Filter the data for lines with the word "name", then copy every line so identified.

## Start DATASET

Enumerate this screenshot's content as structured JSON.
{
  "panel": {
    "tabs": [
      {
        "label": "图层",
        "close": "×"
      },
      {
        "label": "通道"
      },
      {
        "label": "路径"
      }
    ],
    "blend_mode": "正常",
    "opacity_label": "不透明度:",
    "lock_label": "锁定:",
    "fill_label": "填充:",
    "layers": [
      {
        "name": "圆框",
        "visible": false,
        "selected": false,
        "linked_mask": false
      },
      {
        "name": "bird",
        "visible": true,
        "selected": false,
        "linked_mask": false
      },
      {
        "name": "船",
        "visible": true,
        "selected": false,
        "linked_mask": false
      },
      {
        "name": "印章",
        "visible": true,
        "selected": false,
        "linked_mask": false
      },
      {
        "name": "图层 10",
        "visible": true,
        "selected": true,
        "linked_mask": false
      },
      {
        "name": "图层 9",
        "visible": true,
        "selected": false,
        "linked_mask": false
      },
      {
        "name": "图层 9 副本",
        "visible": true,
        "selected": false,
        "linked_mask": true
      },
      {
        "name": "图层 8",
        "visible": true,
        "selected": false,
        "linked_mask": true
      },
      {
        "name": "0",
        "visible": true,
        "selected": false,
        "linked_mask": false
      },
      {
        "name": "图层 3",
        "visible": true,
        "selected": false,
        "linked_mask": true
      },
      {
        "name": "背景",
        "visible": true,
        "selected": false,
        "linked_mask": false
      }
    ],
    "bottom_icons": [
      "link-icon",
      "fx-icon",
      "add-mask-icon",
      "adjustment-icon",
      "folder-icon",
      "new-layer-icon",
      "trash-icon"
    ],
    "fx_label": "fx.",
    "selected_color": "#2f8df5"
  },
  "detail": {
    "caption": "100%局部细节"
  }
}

## End DATASET

[EXERCISE OUTPUT]
        "name": "圆框",
        "name": "bird",
        "name": "船",
        "name": "印章",
        "name": "图层 10",
        "name": "图层 9",
        "name": "图层 9 副本",
        "name": "图层 8",
        "name": "0",
        "name": "图层 3",
        "name": "背景",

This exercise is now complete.